Requirement: List each line holding the string "last".

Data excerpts
%%

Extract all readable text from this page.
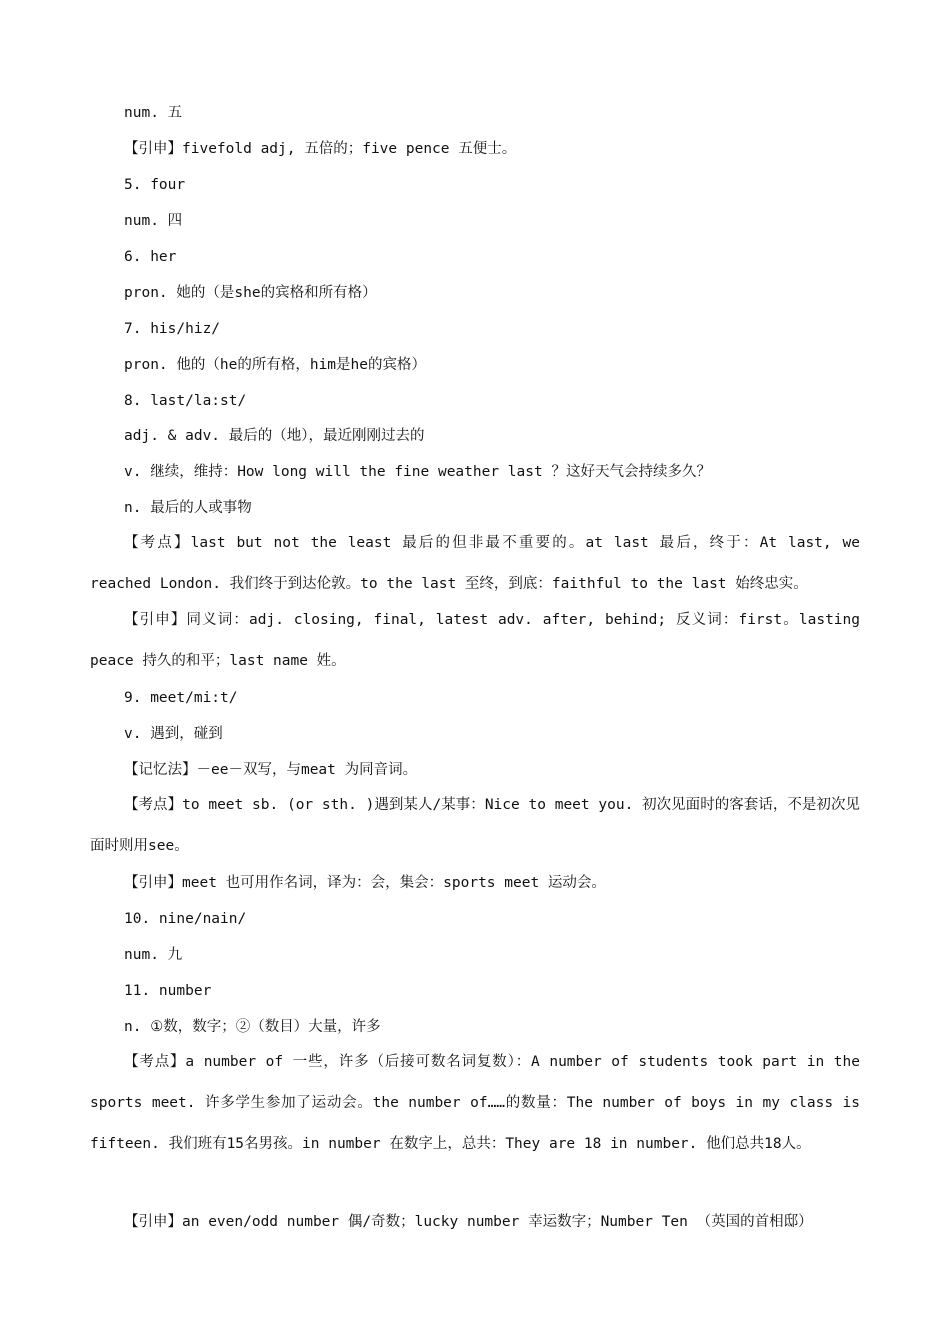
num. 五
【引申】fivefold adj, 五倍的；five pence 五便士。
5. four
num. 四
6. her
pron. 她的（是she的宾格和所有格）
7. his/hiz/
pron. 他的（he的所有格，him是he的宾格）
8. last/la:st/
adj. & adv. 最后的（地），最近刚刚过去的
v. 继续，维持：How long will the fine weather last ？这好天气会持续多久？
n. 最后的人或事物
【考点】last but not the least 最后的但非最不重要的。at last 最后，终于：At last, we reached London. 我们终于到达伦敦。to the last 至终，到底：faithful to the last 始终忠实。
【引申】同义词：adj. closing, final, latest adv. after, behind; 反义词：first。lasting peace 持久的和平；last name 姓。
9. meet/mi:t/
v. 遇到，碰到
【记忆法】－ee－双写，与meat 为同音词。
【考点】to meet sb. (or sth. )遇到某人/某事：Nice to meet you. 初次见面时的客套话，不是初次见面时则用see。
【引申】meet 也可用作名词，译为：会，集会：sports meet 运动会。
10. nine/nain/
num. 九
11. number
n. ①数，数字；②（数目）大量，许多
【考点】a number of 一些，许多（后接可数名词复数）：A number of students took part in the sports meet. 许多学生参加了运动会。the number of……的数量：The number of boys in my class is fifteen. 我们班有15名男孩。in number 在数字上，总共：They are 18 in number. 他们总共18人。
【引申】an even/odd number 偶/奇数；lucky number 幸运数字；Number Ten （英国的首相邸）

%%

Correct response:
8. last/la:st/
v. 继续，维持：How long will the fine weather last ？这好天气会持续多久？
【考点】last but not the least 最后的但非最不重要的。at last 最后，终于：At last, we reached London. 我们终于到达伦敦。to the last 至终，到底：faithful to the last 始终忠实。
【引申】同义词：adj. closing, final, latest adv. after, behind; 反义词：first。lasting peace 持久的和平；last name 姓。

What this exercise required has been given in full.